start Excerpted data

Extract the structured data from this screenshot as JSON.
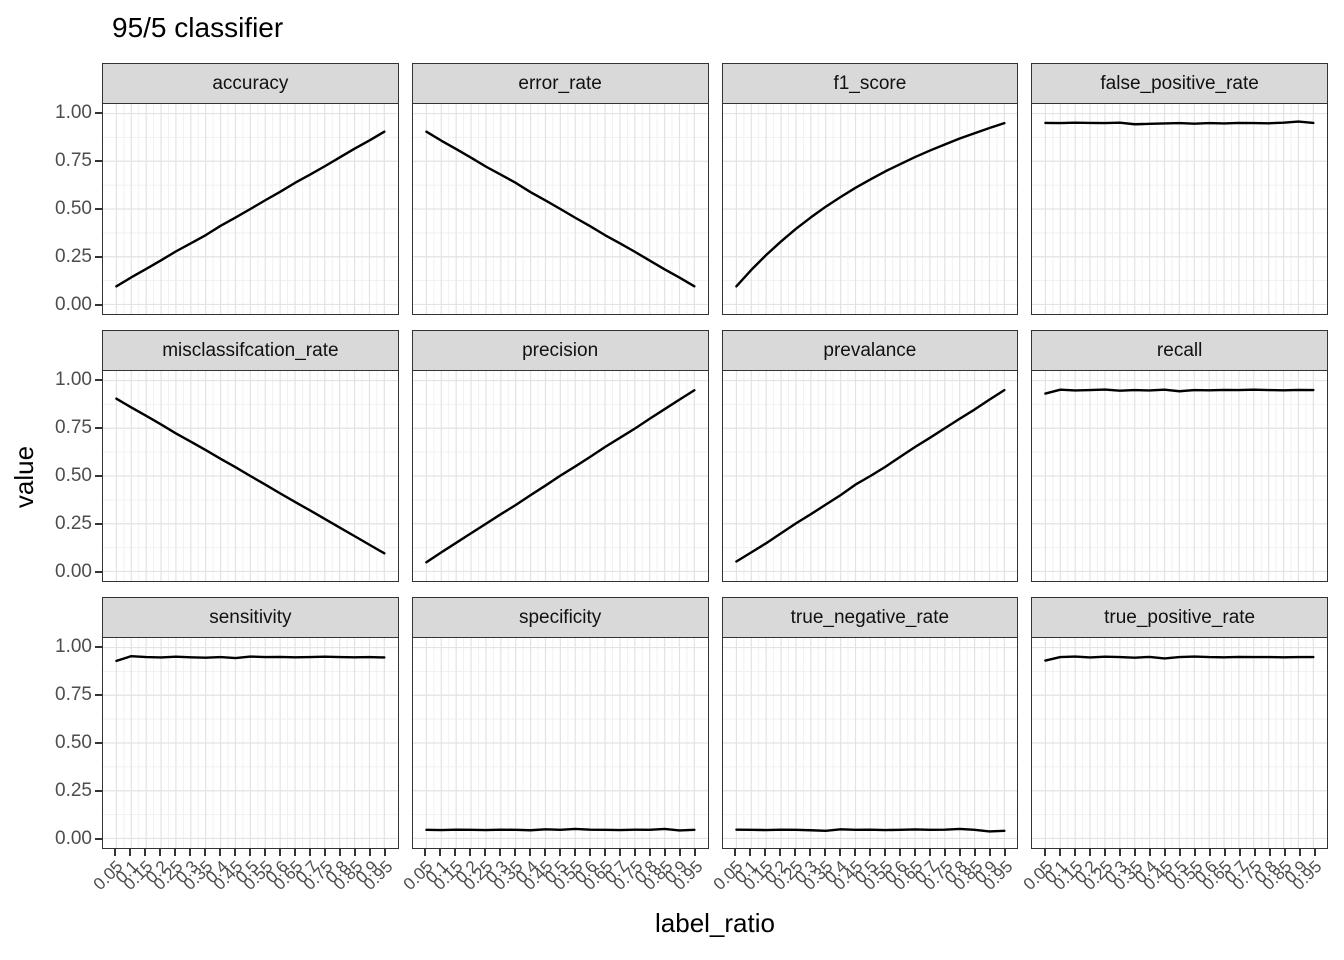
{
  "page": {
    "background": "#ffffff"
  },
  "chart_data": {
    "type": "line",
    "title": "95/5 classifier",
    "xlabel": "label_ratio",
    "ylabel": "value",
    "legend": "none",
    "grid": "major+minor",
    "layout": {
      "rows": 3,
      "cols": 4,
      "shared_axes": true
    },
    "line_color": "#000000",
    "ylim": [
      0,
      1
    ],
    "xlim": [
      0.05,
      0.95
    ],
    "x": [
      0.05,
      0.1,
      0.15,
      0.2,
      0.25,
      0.3,
      0.35,
      0.4,
      0.45,
      0.5,
      0.55,
      0.6,
      0.65,
      0.7,
      0.75,
      0.8,
      0.85,
      0.9,
      0.95
    ],
    "x_tick_labels": [
      "0.05",
      "0.1",
      "0.15",
      "0.2",
      "0.25",
      "0.3",
      "0.35",
      "0.4",
      "0.45",
      "0.5",
      "0.55",
      "0.6",
      "0.65",
      "0.7",
      "0.75",
      "0.8",
      "0.85",
      "0.9",
      "0.95"
    ],
    "y_tick_values": [
      1.0,
      0.75,
      0.5,
      0.25,
      0.0
    ],
    "y_tick_labels": [
      "1.00",
      "0.75",
      "0.50",
      "0.25",
      "0.00"
    ],
    "y_minor_values": [
      0.875,
      0.625,
      0.375,
      0.125
    ],
    "facets": [
      {
        "label": "accuracy",
        "values": [
          0.095,
          0.142,
          0.186,
          0.231,
          0.278,
          0.32,
          0.363,
          0.412,
          0.455,
          0.5,
          0.546,
          0.59,
          0.637,
          0.68,
          0.724,
          0.77,
          0.816,
          0.859,
          0.905
        ]
      },
      {
        "label": "error_rate",
        "values": [
          0.905,
          0.858,
          0.814,
          0.769,
          0.722,
          0.68,
          0.637,
          0.588,
          0.545,
          0.5,
          0.454,
          0.41,
          0.363,
          0.32,
          0.276,
          0.23,
          0.184,
          0.141,
          0.095
        ]
      },
      {
        "label": "f1_score",
        "values": [
          0.095,
          0.181,
          0.259,
          0.33,
          0.396,
          0.456,
          0.512,
          0.563,
          0.611,
          0.655,
          0.697,
          0.735,
          0.772,
          0.806,
          0.838,
          0.869,
          0.897,
          0.924,
          0.95
        ]
      },
      {
        "label": "false_positive_rate",
        "values": [
          0.951,
          0.95,
          0.952,
          0.951,
          0.95,
          0.952,
          0.944,
          0.946,
          0.948,
          0.95,
          0.947,
          0.95,
          0.948,
          0.951,
          0.95,
          0.949,
          0.952,
          0.958,
          0.951
        ]
      },
      {
        "label": "misclassifcation_rate",
        "values": [
          0.905,
          0.859,
          0.815,
          0.77,
          0.723,
          0.68,
          0.636,
          0.59,
          0.546,
          0.5,
          0.455,
          0.409,
          0.364,
          0.32,
          0.275,
          0.23,
          0.185,
          0.14,
          0.095
        ]
      },
      {
        "label": "precision",
        "values": [
          0.048,
          0.1,
          0.15,
          0.2,
          0.25,
          0.3,
          0.348,
          0.4,
          0.45,
          0.502,
          0.55,
          0.6,
          0.652,
          0.7,
          0.748,
          0.8,
          0.85,
          0.9,
          0.949
        ]
      },
      {
        "label": "prevalance",
        "values": [
          0.052,
          0.1,
          0.148,
          0.2,
          0.252,
          0.3,
          0.35,
          0.4,
          0.455,
          0.5,
          0.548,
          0.6,
          0.652,
          0.7,
          0.75,
          0.8,
          0.848,
          0.9,
          0.95
        ]
      },
      {
        "label": "recall",
        "values": [
          0.932,
          0.952,
          0.948,
          0.95,
          0.953,
          0.947,
          0.95,
          0.948,
          0.952,
          0.944,
          0.95,
          0.949,
          0.951,
          0.95,
          0.952,
          0.95,
          0.949,
          0.951,
          0.95
        ]
      },
      {
        "label": "sensitivity",
        "values": [
          0.93,
          0.955,
          0.95,
          0.948,
          0.952,
          0.949,
          0.947,
          0.95,
          0.945,
          0.953,
          0.95,
          0.951,
          0.949,
          0.95,
          0.952,
          0.95,
          0.949,
          0.95,
          0.948
        ]
      },
      {
        "label": "specificity",
        "values": [
          0.045,
          0.044,
          0.046,
          0.045,
          0.044,
          0.046,
          0.045,
          0.043,
          0.048,
          0.045,
          0.05,
          0.046,
          0.045,
          0.044,
          0.046,
          0.045,
          0.05,
          0.042,
          0.045
        ]
      },
      {
        "label": "true_negative_rate",
        "values": [
          0.046,
          0.045,
          0.044,
          0.046,
          0.045,
          0.043,
          0.04,
          0.048,
          0.045,
          0.046,
          0.044,
          0.045,
          0.047,
          0.045,
          0.046,
          0.05,
          0.045,
          0.037,
          0.04
        ]
      },
      {
        "label": "true_positive_rate",
        "values": [
          0.932,
          0.95,
          0.953,
          0.948,
          0.952,
          0.95,
          0.947,
          0.951,
          0.943,
          0.95,
          0.953,
          0.95,
          0.949,
          0.951,
          0.95,
          0.95,
          0.949,
          0.95,
          0.95
        ]
      }
    ]
  },
  "style": {
    "strip_bg": "#d9d9d9",
    "strip_border": "#333333",
    "panel_border": "#333333",
    "grid_major": "#e3e3e3",
    "grid_minor": "#f1f1f1",
    "tick_mark_color": "#333333",
    "tick_label_color": "#4d4d4d",
    "title_color": "#000000",
    "line_color": "#000000"
  }
}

end Excerpted data

### Required task
Retype every record above exactly as written, but leave out the pictures.

### Complete answer
Extract the structured data from this screenshot as JSON.
{
  "page": {
    "background": "#ffffff"
  },
  "chart_data": {
    "type": "line",
    "title": "95/5 classifier",
    "xlabel": "label_ratio",
    "ylabel": "value",
    "legend": "none",
    "grid": "major+minor",
    "layout": {
      "rows": 3,
      "cols": 4,
      "shared_axes": true
    },
    "line_color": "#000000",
    "ylim": [
      0,
      1
    ],
    "xlim": [
      0.05,
      0.95
    ],
    "x": [
      0.05,
      0.1,
      0.15,
      0.2,
      0.25,
      0.3,
      0.35,
      0.4,
      0.45,
      0.5,
      0.55,
      0.6,
      0.65,
      0.7,
      0.75,
      0.8,
      0.85,
      0.9,
      0.95
    ],
    "x_tick_labels": [
      "0.05",
      "0.1",
      "0.15",
      "0.2",
      "0.25",
      "0.3",
      "0.35",
      "0.4",
      "0.45",
      "0.5",
      "0.55",
      "0.6",
      "0.65",
      "0.7",
      "0.75",
      "0.8",
      "0.85",
      "0.9",
      "0.95"
    ],
    "y_tick_values": [
      1.0,
      0.75,
      0.5,
      0.25,
      0.0
    ],
    "y_tick_labels": [
      "1.00",
      "0.75",
      "0.50",
      "0.25",
      "0.00"
    ],
    "y_minor_values": [
      0.875,
      0.625,
      0.375,
      0.125
    ],
    "facets": [
      {
        "label": "accuracy",
        "values": [
          0.095,
          0.142,
          0.186,
          0.231,
          0.278,
          0.32,
          0.363,
          0.412,
          0.455,
          0.5,
          0.546,
          0.59,
          0.637,
          0.68,
          0.724,
          0.77,
          0.816,
          0.859,
          0.905
        ]
      },
      {
        "label": "error_rate",
        "values": [
          0.905,
          0.858,
          0.814,
          0.769,
          0.722,
          0.68,
          0.637,
          0.588,
          0.545,
          0.5,
          0.454,
          0.41,
          0.363,
          0.32,
          0.276,
          0.23,
          0.184,
          0.141,
          0.095
        ]
      },
      {
        "label": "f1_score",
        "values": [
          0.095,
          0.181,
          0.259,
          0.33,
          0.396,
          0.456,
          0.512,
          0.563,
          0.611,
          0.655,
          0.697,
          0.735,
          0.772,
          0.806,
          0.838,
          0.869,
          0.897,
          0.924,
          0.95
        ]
      },
      {
        "label": "false_positive_rate",
        "values": [
          0.951,
          0.95,
          0.952,
          0.951,
          0.95,
          0.952,
          0.944,
          0.946,
          0.948,
          0.95,
          0.947,
          0.95,
          0.948,
          0.951,
          0.95,
          0.949,
          0.952,
          0.958,
          0.951
        ]
      },
      {
        "label": "misclassifcation_rate",
        "values": [
          0.905,
          0.859,
          0.815,
          0.77,
          0.723,
          0.68,
          0.636,
          0.59,
          0.546,
          0.5,
          0.455,
          0.409,
          0.364,
          0.32,
          0.275,
          0.23,
          0.185,
          0.14,
          0.095
        ]
      },
      {
        "label": "precision",
        "values": [
          0.048,
          0.1,
          0.15,
          0.2,
          0.25,
          0.3,
          0.348,
          0.4,
          0.45,
          0.502,
          0.55,
          0.6,
          0.652,
          0.7,
          0.748,
          0.8,
          0.85,
          0.9,
          0.949
        ]
      },
      {
        "label": "prevalance",
        "values": [
          0.052,
          0.1,
          0.148,
          0.2,
          0.252,
          0.3,
          0.35,
          0.4,
          0.455,
          0.5,
          0.548,
          0.6,
          0.652,
          0.7,
          0.75,
          0.8,
          0.848,
          0.9,
          0.95
        ]
      },
      {
        "label": "recall",
        "values": [
          0.932,
          0.952,
          0.948,
          0.95,
          0.953,
          0.947,
          0.95,
          0.948,
          0.952,
          0.944,
          0.95,
          0.949,
          0.951,
          0.95,
          0.952,
          0.95,
          0.949,
          0.951,
          0.95
        ]
      },
      {
        "label": "sensitivity",
        "values": [
          0.93,
          0.955,
          0.95,
          0.948,
          0.952,
          0.949,
          0.947,
          0.95,
          0.945,
          0.953,
          0.95,
          0.951,
          0.949,
          0.95,
          0.952,
          0.95,
          0.949,
          0.95,
          0.948
        ]
      },
      {
        "label": "specificity",
        "values": [
          0.045,
          0.044,
          0.046,
          0.045,
          0.044,
          0.046,
          0.045,
          0.043,
          0.048,
          0.045,
          0.05,
          0.046,
          0.045,
          0.044,
          0.046,
          0.045,
          0.05,
          0.042,
          0.045
        ]
      },
      {
        "label": "true_negative_rate",
        "values": [
          0.046,
          0.045,
          0.044,
          0.046,
          0.045,
          0.043,
          0.04,
          0.048,
          0.045,
          0.046,
          0.044,
          0.045,
          0.047,
          0.045,
          0.046,
          0.05,
          0.045,
          0.037,
          0.04
        ]
      },
      {
        "label": "true_positive_rate",
        "values": [
          0.932,
          0.95,
          0.953,
          0.948,
          0.952,
          0.95,
          0.947,
          0.951,
          0.943,
          0.95,
          0.953,
          0.95,
          0.949,
          0.951,
          0.95,
          0.95,
          0.949,
          0.95,
          0.95
        ]
      }
    ]
  },
  "style": {
    "strip_bg": "#d9d9d9",
    "strip_border": "#333333",
    "panel_border": "#333333",
    "grid_major": "#e3e3e3",
    "grid_minor": "#f1f1f1",
    "tick_mark_color": "#333333",
    "tick_label_color": "#4d4d4d",
    "title_color": "#000000",
    "line_color": "#000000"
  }
}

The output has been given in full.